Reproduce the records from their first line through the line containing "smiling-face-emoji-icon [308, 433, 331, 455]", inclusive, changing "instruction-text" to "instruction-note" and keeping everything else the same. Give only those lines.

** Start **

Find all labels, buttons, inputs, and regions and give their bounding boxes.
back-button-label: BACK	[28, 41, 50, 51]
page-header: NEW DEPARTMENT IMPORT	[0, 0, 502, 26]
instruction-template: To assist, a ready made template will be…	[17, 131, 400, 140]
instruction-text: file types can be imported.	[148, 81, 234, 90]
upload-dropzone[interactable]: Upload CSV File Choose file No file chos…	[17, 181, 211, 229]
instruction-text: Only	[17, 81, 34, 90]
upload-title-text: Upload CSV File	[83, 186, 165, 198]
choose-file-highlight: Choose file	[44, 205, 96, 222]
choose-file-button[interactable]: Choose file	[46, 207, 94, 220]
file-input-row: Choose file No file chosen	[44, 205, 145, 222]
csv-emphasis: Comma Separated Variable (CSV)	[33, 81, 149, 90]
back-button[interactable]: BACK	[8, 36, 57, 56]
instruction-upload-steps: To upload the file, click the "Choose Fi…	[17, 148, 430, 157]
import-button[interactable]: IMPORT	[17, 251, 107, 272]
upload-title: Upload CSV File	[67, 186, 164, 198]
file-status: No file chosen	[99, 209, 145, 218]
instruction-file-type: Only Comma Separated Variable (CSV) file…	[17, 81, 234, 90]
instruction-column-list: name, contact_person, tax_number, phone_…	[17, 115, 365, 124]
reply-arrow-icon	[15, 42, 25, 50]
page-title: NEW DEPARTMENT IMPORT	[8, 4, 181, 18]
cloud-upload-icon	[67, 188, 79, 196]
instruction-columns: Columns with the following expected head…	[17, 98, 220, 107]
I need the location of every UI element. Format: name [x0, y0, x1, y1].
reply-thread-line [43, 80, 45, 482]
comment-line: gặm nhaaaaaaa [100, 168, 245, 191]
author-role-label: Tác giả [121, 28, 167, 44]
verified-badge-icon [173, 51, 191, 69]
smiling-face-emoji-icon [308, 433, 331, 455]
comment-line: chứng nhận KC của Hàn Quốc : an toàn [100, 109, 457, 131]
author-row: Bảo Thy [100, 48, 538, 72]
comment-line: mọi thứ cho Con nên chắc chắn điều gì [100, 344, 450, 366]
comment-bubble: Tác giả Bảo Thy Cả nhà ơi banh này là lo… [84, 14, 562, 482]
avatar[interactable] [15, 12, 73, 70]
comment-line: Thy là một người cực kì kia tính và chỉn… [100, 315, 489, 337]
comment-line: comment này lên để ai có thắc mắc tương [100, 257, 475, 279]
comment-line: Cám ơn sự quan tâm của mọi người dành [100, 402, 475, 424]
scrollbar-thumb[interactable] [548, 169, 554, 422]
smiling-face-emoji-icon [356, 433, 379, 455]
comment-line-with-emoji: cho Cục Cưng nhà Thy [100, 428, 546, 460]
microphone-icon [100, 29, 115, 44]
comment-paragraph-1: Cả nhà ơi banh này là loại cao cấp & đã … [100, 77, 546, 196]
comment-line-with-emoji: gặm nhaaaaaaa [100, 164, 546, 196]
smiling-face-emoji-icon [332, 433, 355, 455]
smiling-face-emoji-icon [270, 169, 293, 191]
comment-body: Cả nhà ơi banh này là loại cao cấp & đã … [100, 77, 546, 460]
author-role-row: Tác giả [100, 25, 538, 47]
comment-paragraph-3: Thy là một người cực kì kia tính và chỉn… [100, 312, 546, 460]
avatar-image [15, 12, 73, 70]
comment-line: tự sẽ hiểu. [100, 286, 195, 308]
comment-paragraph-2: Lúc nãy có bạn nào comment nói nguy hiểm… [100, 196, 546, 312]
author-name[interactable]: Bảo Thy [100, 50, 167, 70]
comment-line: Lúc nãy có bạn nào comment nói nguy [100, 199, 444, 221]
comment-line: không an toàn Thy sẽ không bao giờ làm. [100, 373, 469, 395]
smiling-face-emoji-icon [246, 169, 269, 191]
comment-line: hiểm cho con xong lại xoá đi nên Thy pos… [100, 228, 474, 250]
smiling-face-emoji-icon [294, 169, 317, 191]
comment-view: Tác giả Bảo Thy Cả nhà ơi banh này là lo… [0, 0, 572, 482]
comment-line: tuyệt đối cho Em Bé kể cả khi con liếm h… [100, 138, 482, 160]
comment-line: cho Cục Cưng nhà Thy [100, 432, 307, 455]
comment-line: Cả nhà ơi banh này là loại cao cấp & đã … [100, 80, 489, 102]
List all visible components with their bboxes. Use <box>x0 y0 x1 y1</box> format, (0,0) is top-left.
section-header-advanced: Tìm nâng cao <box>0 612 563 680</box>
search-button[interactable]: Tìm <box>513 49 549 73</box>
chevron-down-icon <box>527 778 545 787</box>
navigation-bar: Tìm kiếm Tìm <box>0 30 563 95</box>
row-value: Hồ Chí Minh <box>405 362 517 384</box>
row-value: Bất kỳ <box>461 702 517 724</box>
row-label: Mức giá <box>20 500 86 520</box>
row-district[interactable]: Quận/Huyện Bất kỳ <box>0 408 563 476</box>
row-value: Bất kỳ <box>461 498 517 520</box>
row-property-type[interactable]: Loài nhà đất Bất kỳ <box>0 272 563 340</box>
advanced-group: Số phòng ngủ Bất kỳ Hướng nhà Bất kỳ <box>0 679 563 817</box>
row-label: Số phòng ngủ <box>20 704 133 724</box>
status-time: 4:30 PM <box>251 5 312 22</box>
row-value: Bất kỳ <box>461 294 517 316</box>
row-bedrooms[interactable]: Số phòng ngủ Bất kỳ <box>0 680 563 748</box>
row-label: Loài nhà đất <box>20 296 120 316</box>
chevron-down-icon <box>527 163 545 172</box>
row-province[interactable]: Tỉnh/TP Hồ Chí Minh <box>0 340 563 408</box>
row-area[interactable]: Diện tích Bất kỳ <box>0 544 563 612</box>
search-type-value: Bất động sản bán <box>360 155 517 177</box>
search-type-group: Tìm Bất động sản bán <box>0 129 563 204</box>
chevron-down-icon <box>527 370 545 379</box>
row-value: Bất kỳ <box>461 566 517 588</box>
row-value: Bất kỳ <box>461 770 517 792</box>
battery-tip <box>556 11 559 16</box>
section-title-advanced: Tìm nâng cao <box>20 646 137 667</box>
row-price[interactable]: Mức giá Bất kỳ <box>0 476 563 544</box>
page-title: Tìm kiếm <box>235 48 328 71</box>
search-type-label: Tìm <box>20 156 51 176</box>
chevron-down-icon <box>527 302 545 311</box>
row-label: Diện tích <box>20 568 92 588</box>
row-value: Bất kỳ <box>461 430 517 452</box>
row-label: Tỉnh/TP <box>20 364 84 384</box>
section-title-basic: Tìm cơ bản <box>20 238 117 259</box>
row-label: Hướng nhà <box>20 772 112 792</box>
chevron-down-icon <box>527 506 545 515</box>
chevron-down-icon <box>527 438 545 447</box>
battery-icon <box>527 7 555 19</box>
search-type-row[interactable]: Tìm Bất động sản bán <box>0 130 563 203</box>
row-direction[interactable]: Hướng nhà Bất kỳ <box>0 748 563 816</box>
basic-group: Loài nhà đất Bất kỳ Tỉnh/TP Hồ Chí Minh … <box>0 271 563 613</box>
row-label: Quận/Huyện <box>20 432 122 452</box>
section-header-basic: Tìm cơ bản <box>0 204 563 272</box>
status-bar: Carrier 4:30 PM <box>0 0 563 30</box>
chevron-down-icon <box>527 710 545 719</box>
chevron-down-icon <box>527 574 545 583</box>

** End **

[IN RESPONSE]:
Find all labels, buttons, inputs, and regions and give their bounding boxes.
back-button-label: BACK	[28, 41, 50, 51]
page-header: NEW DEPARTMENT IMPORT	[0, 0, 502, 26]
instruction-template: To assist, a ready made template will be…	[17, 131, 400, 140]
instruction-note: file types can be imported.	[148, 81, 234, 90]
upload-dropzone[interactable]: Upload CSV File Choose file No file chos…	[17, 181, 211, 229]
instruction-note: Only	[17, 81, 34, 90]
upload-title-text: Upload CSV File	[83, 186, 165, 198]
choose-file-highlight: Choose file	[44, 205, 96, 222]
choose-file-button[interactable]: Choose file	[46, 207, 94, 220]
file-input-row: Choose file No file chosen	[44, 205, 145, 222]
csv-emphasis: Comma Separated Variable (CSV)	[33, 81, 149, 90]
back-button[interactable]: BACK	[8, 36, 57, 56]
instruction-upload-steps: To upload the file, click the "Choose Fi…	[17, 148, 430, 157]
import-button[interactable]: IMPORT	[17, 251, 107, 272]
upload-title: Upload CSV File	[67, 186, 164, 198]
file-status: No file chosen	[99, 209, 145, 218]
instruction-file-type: Only Comma Separated Variable (CSV) file…	[17, 81, 234, 90]
instruction-column-list: name, contact_person, tax_number, phone_…	[17, 115, 365, 124]
reply-arrow-icon	[15, 42, 25, 50]
page-title: NEW DEPARTMENT IMPORT	[8, 4, 181, 18]
cloud-upload-icon	[67, 188, 79, 196]
instruction-columns: Columns with the following expected head…	[17, 98, 220, 107]
I need the location of every UI element. Format: name [x0, y0, x1, y1].
reply-thread-line [43, 80, 45, 482]
comment-line: gặm nhaaaaaaa [100, 168, 245, 191]
author-role-label: Tác giả [121, 28, 167, 44]
verified-badge-icon [173, 51, 191, 69]
smiling-face-emoji-icon [308, 433, 331, 455]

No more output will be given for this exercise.